## START Exercise material

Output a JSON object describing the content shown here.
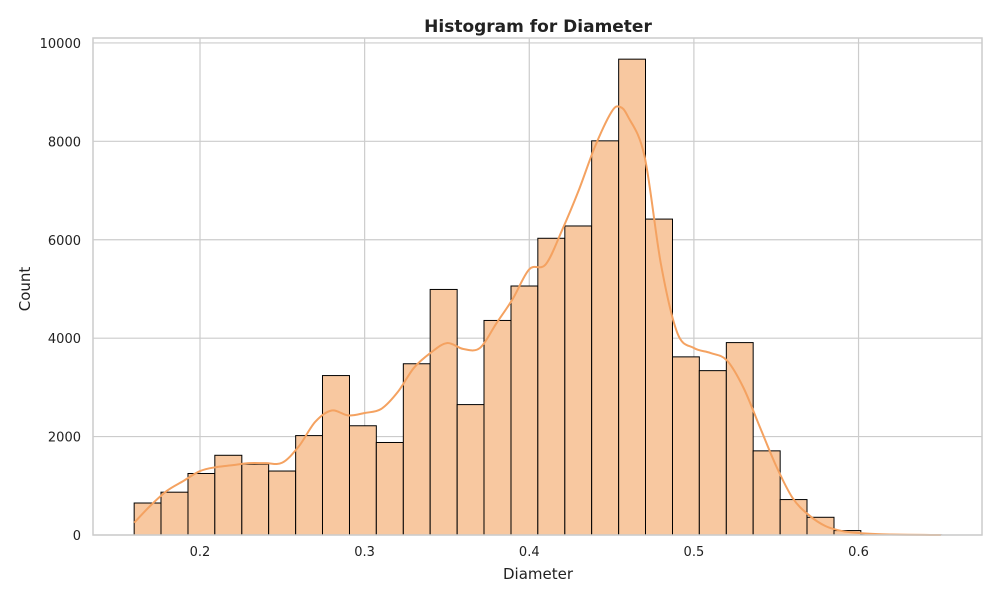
{
  "chart_data": {
    "type": "bar",
    "title": "Histogram for Diameter",
    "xlabel": "Diameter",
    "ylabel": "Count",
    "xlim": [
      0.135,
      0.675
    ],
    "ylim": [
      0,
      10100
    ],
    "x_ticks": [
      0.2,
      0.3,
      0.4,
      0.5,
      0.6
    ],
    "x_tick_labels": [
      "0.2",
      "0.3",
      "0.4",
      "0.5",
      "0.6"
    ],
    "y_ticks": [
      0,
      2000,
      4000,
      6000,
      8000,
      10000
    ],
    "y_tick_labels": [
      "0",
      "2000",
      "4000",
      "6000",
      "8000",
      "10000"
    ],
    "grid": true,
    "bins": [
      {
        "x0": 0.16,
        "x1": 0.1763,
        "count": 650
      },
      {
        "x0": 0.1763,
        "x1": 0.1927,
        "count": 870
      },
      {
        "x0": 0.1927,
        "x1": 0.209,
        "count": 1250
      },
      {
        "x0": 0.209,
        "x1": 0.2254,
        "count": 1620
      },
      {
        "x0": 0.2254,
        "x1": 0.2417,
        "count": 1440
      },
      {
        "x0": 0.2417,
        "x1": 0.2581,
        "count": 1300
      },
      {
        "x0": 0.2581,
        "x1": 0.2744,
        "count": 2020
      },
      {
        "x0": 0.2744,
        "x1": 0.2908,
        "count": 3240
      },
      {
        "x0": 0.2908,
        "x1": 0.3071,
        "count": 2220
      },
      {
        "x0": 0.3071,
        "x1": 0.3235,
        "count": 1880
      },
      {
        "x0": 0.3235,
        "x1": 0.3398,
        "count": 3480
      },
      {
        "x0": 0.3398,
        "x1": 0.3562,
        "count": 4990
      },
      {
        "x0": 0.3562,
        "x1": 0.3725,
        "count": 2650
      },
      {
        "x0": 0.3725,
        "x1": 0.3889,
        "count": 4360
      },
      {
        "x0": 0.3889,
        "x1": 0.4052,
        "count": 5060
      },
      {
        "x0": 0.4052,
        "x1": 0.4216,
        "count": 6030
      },
      {
        "x0": 0.4216,
        "x1": 0.4379,
        "count": 6280
      },
      {
        "x0": 0.4379,
        "x1": 0.4543,
        "count": 8010
      },
      {
        "x0": 0.4543,
        "x1": 0.4706,
        "count": 9670
      },
      {
        "x0": 0.4706,
        "x1": 0.487,
        "count": 6420
      },
      {
        "x0": 0.487,
        "x1": 0.5033,
        "count": 3620
      },
      {
        "x0": 0.5033,
        "x1": 0.5197,
        "count": 3340
      },
      {
        "x0": 0.5197,
        "x1": 0.536,
        "count": 3910
      },
      {
        "x0": 0.536,
        "x1": 0.5524,
        "count": 1710
      },
      {
        "x0": 0.5524,
        "x1": 0.5687,
        "count": 720
      },
      {
        "x0": 0.5687,
        "x1": 0.5851,
        "count": 360
      },
      {
        "x0": 0.5851,
        "x1": 0.6014,
        "count": 90
      },
      {
        "x0": 0.6014,
        "x1": 0.6178,
        "count": 20
      },
      {
        "x0": 0.6178,
        "x1": 0.6341,
        "count": 5
      },
      {
        "x0": 0.6341,
        "x1": 0.6505,
        "count": 2
      }
    ],
    "kde": {
      "x": [
        0.16,
        0.17,
        0.18,
        0.19,
        0.2,
        0.21,
        0.22,
        0.23,
        0.24,
        0.25,
        0.26,
        0.27,
        0.28,
        0.29,
        0.3,
        0.31,
        0.32,
        0.33,
        0.34,
        0.35,
        0.36,
        0.37,
        0.38,
        0.39,
        0.4,
        0.41,
        0.42,
        0.43,
        0.44,
        0.45,
        0.455,
        0.46,
        0.47,
        0.48,
        0.49,
        0.5,
        0.51,
        0.52,
        0.53,
        0.54,
        0.55,
        0.56,
        0.57,
        0.58,
        0.59,
        0.6,
        0.61,
        0.62,
        0.63,
        0.64,
        0.65
      ],
      "y": [
        250,
        600,
        900,
        1100,
        1300,
        1380,
        1420,
        1460,
        1460,
        1470,
        1800,
        2300,
        2530,
        2430,
        2480,
        2560,
        2900,
        3400,
        3700,
        3900,
        3780,
        3800,
        4300,
        4800,
        5400,
        5500,
        6200,
        7000,
        7900,
        8600,
        8700,
        8500,
        7700,
        5500,
        4100,
        3800,
        3700,
        3550,
        3000,
        2200,
        1400,
        750,
        400,
        180,
        80,
        40,
        20,
        10,
        5,
        2,
        0
      ]
    },
    "colors": {
      "bar_fill": "#f8c8a0",
      "bar_edge": "#000000",
      "kde_line": "#f4a261",
      "grid": "#cccccc"
    }
  }
}
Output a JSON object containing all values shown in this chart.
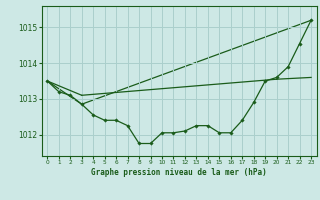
{
  "title": "Graphe pression niveau de la mer (hPa)",
  "background_color": "#cde8e5",
  "grid_color": "#aacfcc",
  "line_color": "#1a5c1a",
  "marker_color": "#1a5c1a",
  "xlim": [
    -0.5,
    23.5
  ],
  "ylim": [
    1011.4,
    1015.6
  ],
  "yticks": [
    1012,
    1013,
    1014,
    1015
  ],
  "xticks": [
    0,
    1,
    2,
    3,
    4,
    5,
    6,
    7,
    8,
    9,
    10,
    11,
    12,
    13,
    14,
    15,
    16,
    17,
    18,
    19,
    20,
    21,
    22,
    23
  ],
  "series1": [
    1013.5,
    1013.2,
    1013.1,
    1012.85,
    1012.55,
    1012.4,
    1012.4,
    1012.25,
    1011.75,
    1011.75,
    1012.05,
    1012.05,
    1012.1,
    1012.25,
    1012.25,
    1012.05,
    1012.05,
    1012.4,
    1012.9,
    1013.5,
    1013.6,
    1013.9,
    1014.55,
    1015.2
  ],
  "series2_x": [
    0,
    3,
    20,
    23
  ],
  "series2_y": [
    1013.5,
    1013.1,
    1013.55,
    1013.6
  ],
  "series3_x": [
    0,
    3,
    23
  ],
  "series3_y": [
    1013.5,
    1012.85,
    1015.2
  ]
}
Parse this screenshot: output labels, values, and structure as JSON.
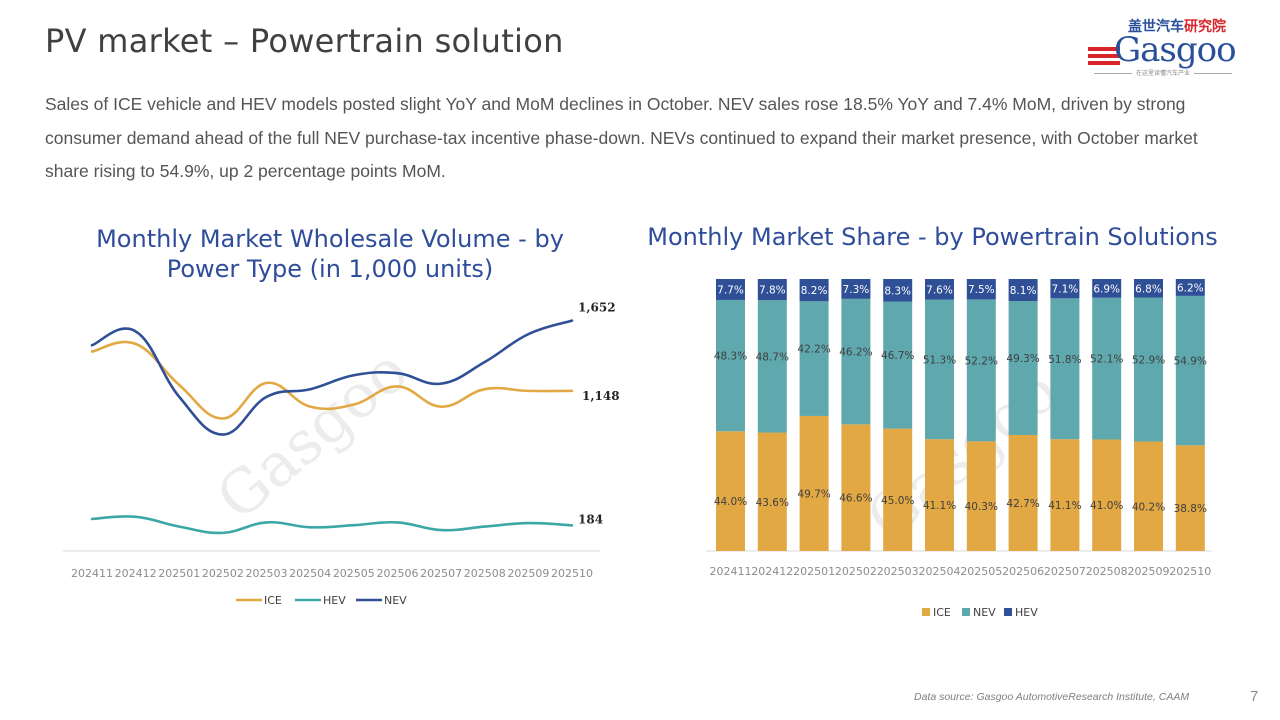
{
  "page": {
    "title": "PV market – Powertrain solution",
    "summary": "Sales of ICE vehicle and HEV models posted slight YoY and MoM declines in October. NEV sales rose 18.5% YoY and 7.4% MoM, driven by strong consumer demand ahead of the full NEV purchase-tax incentive phase-down. NEVs continued to expand their market presence, with October market share rising to 54.9%, up 2 percentage points MoM.",
    "source": "Data source: Gasgoo AutomotiveResearch Institute, CAAM",
    "page_number": "7",
    "watermark": "Gasgoo"
  },
  "logo": {
    "cn_blue": "盖世汽车",
    "cn_red": "研究院",
    "brand": "Gasgoo",
    "tagline": "在这里读懂汽车产业"
  },
  "colors": {
    "ice": "#e2a843",
    "hev": "#3ba8a6",
    "nev": "#2f4f96",
    "nev_bar": "#5fa9ae",
    "hev_bar": "#2f4f96",
    "title": "#2f4d9b"
  },
  "chart_data": [
    {
      "type": "line",
      "title": "Monthly Market Wholesale Volume - by Power Type (in 1,000 units)",
      "xlabel": "",
      "ylabel": "",
      "ylim": [
        0,
        1900
      ],
      "grid": false,
      "legend": "bottom",
      "categories": [
        "202411",
        "202412",
        "202501",
        "202502",
        "202503",
        "202504",
        "202505",
        "202506",
        "202507",
        "202508",
        "202509",
        "202510"
      ],
      "series": [
        {
          "name": "ICE",
          "values": [
            1430,
            1485,
            1190,
            950,
            1205,
            1035,
            1050,
            1180,
            1035,
            1160,
            1148,
            1148
          ],
          "end_label": "1,148"
        },
        {
          "name": "HEV",
          "values": [
            230,
            245,
            175,
            130,
            205,
            170,
            185,
            205,
            150,
            175,
            200,
            184
          ],
          "end_label": "184"
        },
        {
          "name": "NEV",
          "values": [
            1475,
            1575,
            1105,
            835,
            1105,
            1160,
            1260,
            1275,
            1200,
            1355,
            1555,
            1652
          ],
          "end_label": "1,652"
        }
      ]
    },
    {
      "type": "bar",
      "stacked": true,
      "percent": true,
      "title": "Monthly Market Share - by Powertrain Solutions",
      "xlabel": "",
      "ylabel": "",
      "ylim": [
        0,
        100
      ],
      "grid": false,
      "legend": "bottom",
      "categories": [
        "202411",
        "202412",
        "202501",
        "202502",
        "202503",
        "202504",
        "202505",
        "202506",
        "202507",
        "202508",
        "202509",
        "202510"
      ],
      "series": [
        {
          "name": "ICE",
          "values": [
            44.0,
            43.6,
            49.7,
            46.6,
            45.0,
            41.1,
            40.3,
            42.7,
            41.1,
            41.0,
            40.2,
            38.8
          ],
          "labels": [
            "44.0%",
            "43.6%",
            "49.7%",
            "46.6%",
            "45.0%",
            "41.1%",
            "40.3%",
            "42.7%",
            "41.1%",
            "41.0%",
            "40.2%",
            "38.8%"
          ]
        },
        {
          "name": "NEV",
          "values": [
            48.3,
            48.7,
            42.2,
            46.2,
            46.7,
            51.3,
            52.2,
            49.3,
            51.8,
            52.1,
            52.9,
            54.9
          ],
          "labels": [
            "48.3%",
            "48.7%",
            "42.2%",
            "46.2%",
            "46.7%",
            "51.3%",
            "52.2%",
            "49.3%",
            "51.8%",
            "52.1%",
            "52.9%",
            "54.9%"
          ]
        },
        {
          "name": "HEV",
          "values": [
            7.7,
            7.8,
            8.2,
            7.3,
            8.3,
            7.6,
            7.5,
            8.1,
            7.1,
            6.9,
            6.8,
            6.2
          ],
          "labels": [
            "7.7%",
            "7.8%",
            "8.2%",
            "7.3%",
            "8.3%",
            "7.6%",
            "7.5%",
            "8.1%",
            "7.1%",
            "6.9%",
            "6.8%",
            "6.2%"
          ]
        }
      ]
    }
  ]
}
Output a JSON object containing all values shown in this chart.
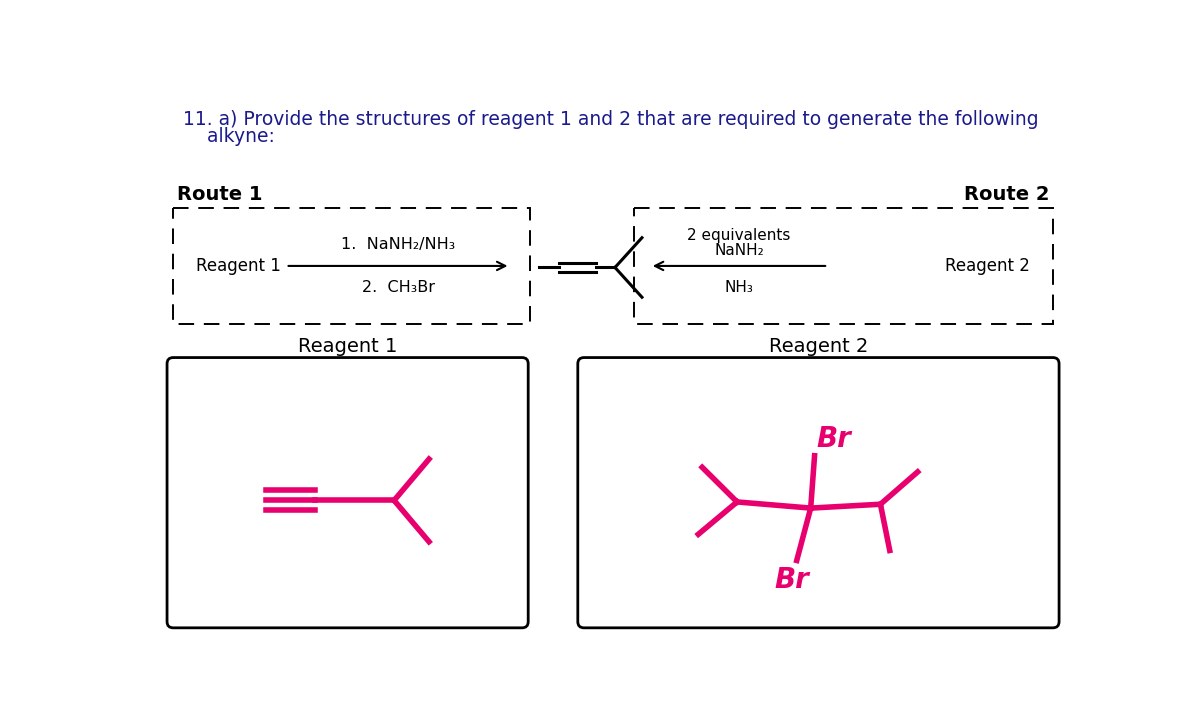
{
  "title_line1": "11. a) Provide the structures of reagent 1 and 2 that are required to generate the following",
  "title_line2": "    alkyne:",
  "title_color": "#1a1a8c",
  "title_fontsize": 13.5,
  "bg_color": "#ffffff",
  "route1_label": "Route 1",
  "route2_label": "Route 2",
  "reagent1_label": "Reagent 1",
  "reagent2_label": "Reagent 2",
  "step1_text": "1.  NaNH₂/NH₃",
  "step2_text": "2.  CH₃Br",
  "route2_text_line1": "2 equivalents",
  "route2_text_line2": "NaNH₂",
  "route2_text_line3": "NH₃",
  "pink_color": "#e8006e",
  "black_color": "#000000",
  "answer_label_fontsize": 14,
  "route_label_fontsize": 14
}
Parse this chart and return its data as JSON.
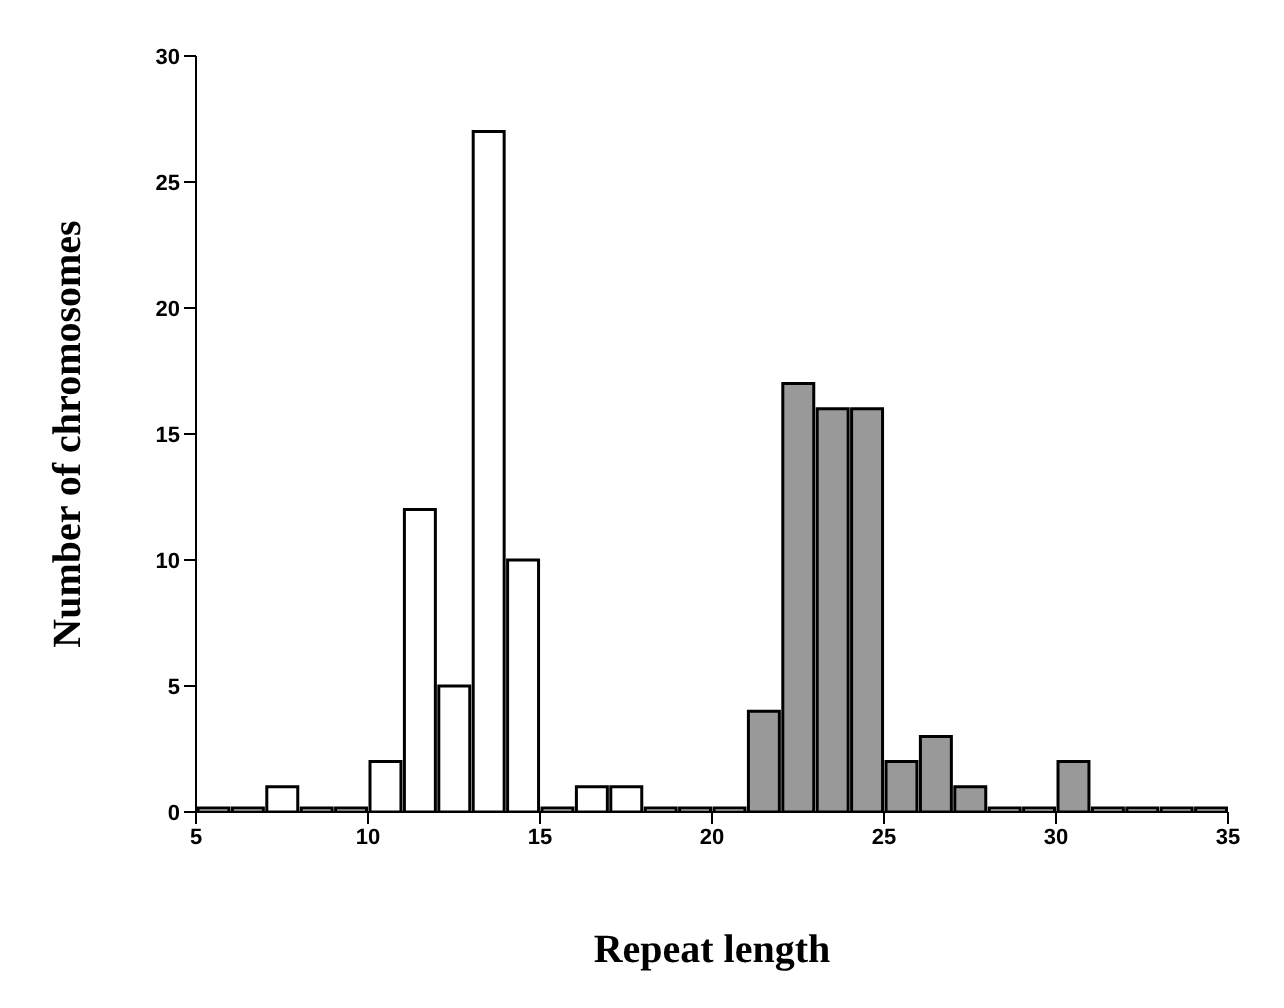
{
  "chart_data": {
    "type": "histogram",
    "xlabel": "Repeat length",
    "ylabel": "Number of chromosomes",
    "bins": [
      5,
      6,
      7,
      8,
      9,
      10,
      11,
      12,
      13,
      14,
      15,
      16,
      17,
      18,
      19,
      20,
      21,
      22,
      23,
      24,
      25,
      26,
      27,
      28,
      29,
      30,
      31,
      32,
      33,
      34,
      35
    ],
    "series": [
      {
        "color": "#ffffff",
        "values": [
          0,
          0,
          1,
          0,
          0,
          2,
          12,
          5,
          27,
          10,
          0,
          1,
          1,
          0,
          0,
          0,
          null,
          null,
          null,
          null,
          null,
          null,
          null,
          0,
          0,
          null,
          0,
          0,
          0,
          0
        ]
      },
      {
        "color": "#999999",
        "values": [
          null,
          null,
          null,
          null,
          null,
          null,
          null,
          null,
          null,
          null,
          null,
          null,
          null,
          null,
          null,
          null,
          4,
          17,
          16,
          16,
          2,
          3,
          1,
          null,
          null,
          2,
          null,
          null,
          null,
          null
        ]
      }
    ],
    "xlim": [
      5,
      35
    ],
    "xticks": [
      5,
      10,
      15,
      20,
      25,
      30,
      35
    ],
    "ylim": [
      0,
      30
    ],
    "yticks": [
      0,
      5,
      10,
      15,
      20,
      25,
      30
    ],
    "grid": false,
    "legend": false
  }
}
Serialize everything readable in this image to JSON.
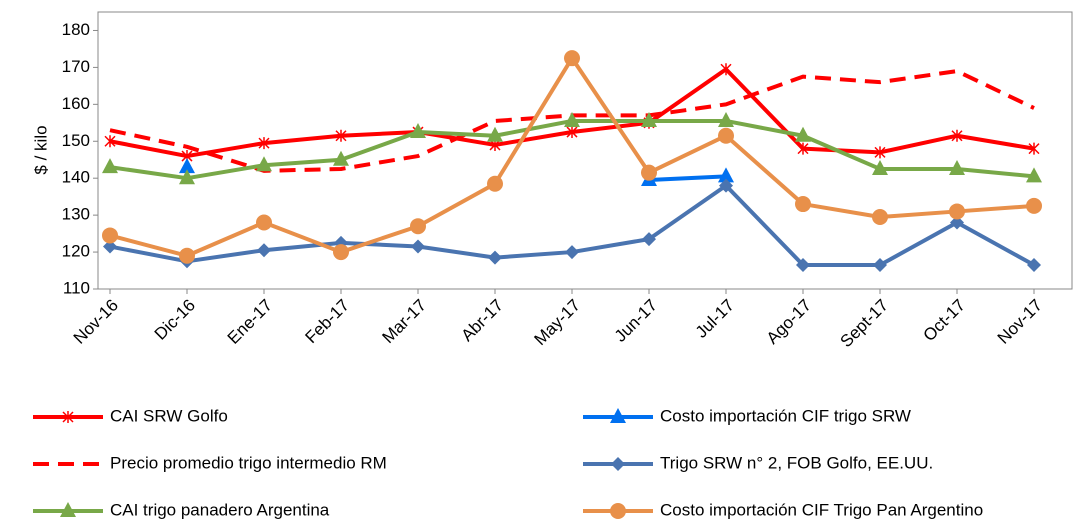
{
  "chart_data": {
    "type": "line",
    "y_label": "$ / kilo",
    "categories": [
      "Nov-16",
      "Dic-16",
      "Ene-17",
      "Feb-17",
      "Mar-17",
      "Abr-17",
      "May-17",
      "Jun-17",
      "Jul-17",
      "Ago-17",
      "Sept-17",
      "Oct-17",
      "Nov-17"
    ],
    "ylim": [
      110,
      185
    ],
    "yticks": [
      110,
      120,
      130,
      140,
      150,
      160,
      170,
      180
    ],
    "series": [
      {
        "name": "CAI SRW Golfo",
        "color": "#ff0000",
        "marker": "asterisk",
        "values": [
          150,
          146,
          149.5,
          151.5,
          152.5,
          149,
          152.5,
          155,
          169.5,
          148,
          147,
          151.5,
          148
        ]
      },
      {
        "name": "Costo importación CIF trigo SRW",
        "color": "#0070f0",
        "marker": "triangle",
        "values": [
          null,
          143,
          null,
          null,
          null,
          null,
          null,
          139.5,
          140.5,
          null,
          null,
          null,
          null
        ]
      },
      {
        "name": "Precio promedio trigo intermedio RM",
        "color": "#ff0000",
        "dashed": true,
        "values": [
          153,
          148.5,
          142,
          142.5,
          146,
          155.5,
          157,
          157,
          160,
          167.5,
          166,
          169,
          159
        ]
      },
      {
        "name": "Trigo SRW n° 2, FOB Golfo, EE.UU.",
        "color": "#4a74b0",
        "marker": "diamond",
        "values": [
          121.5,
          117.5,
          120.5,
          122.5,
          121.5,
          118.5,
          120,
          123.5,
          138,
          116.5,
          116.5,
          128,
          116.5
        ]
      },
      {
        "name": "CAI trigo panadero Argentina",
        "color": "#78a848",
        "marker": "triangle",
        "values": [
          143,
          140,
          143.5,
          145,
          152.5,
          151.5,
          155.5,
          155.5,
          155.5,
          151.5,
          142.5,
          142.5,
          140.5
        ]
      },
      {
        "name": "Costo importación CIF Trigo Pan Argentino",
        "color": "#e8904a",
        "marker": "circle",
        "values": [
          124.5,
          119,
          128,
          120,
          127,
          138.5,
          172.5,
          141.5,
          151.5,
          133,
          129.5,
          131,
          132.5
        ]
      }
    ]
  }
}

## END Exercise material

**Goal**
Copy every line above that includes the string "false".

**Result**
      "grid": false,
      "grid": false,
    "grid": false,
    "legend": false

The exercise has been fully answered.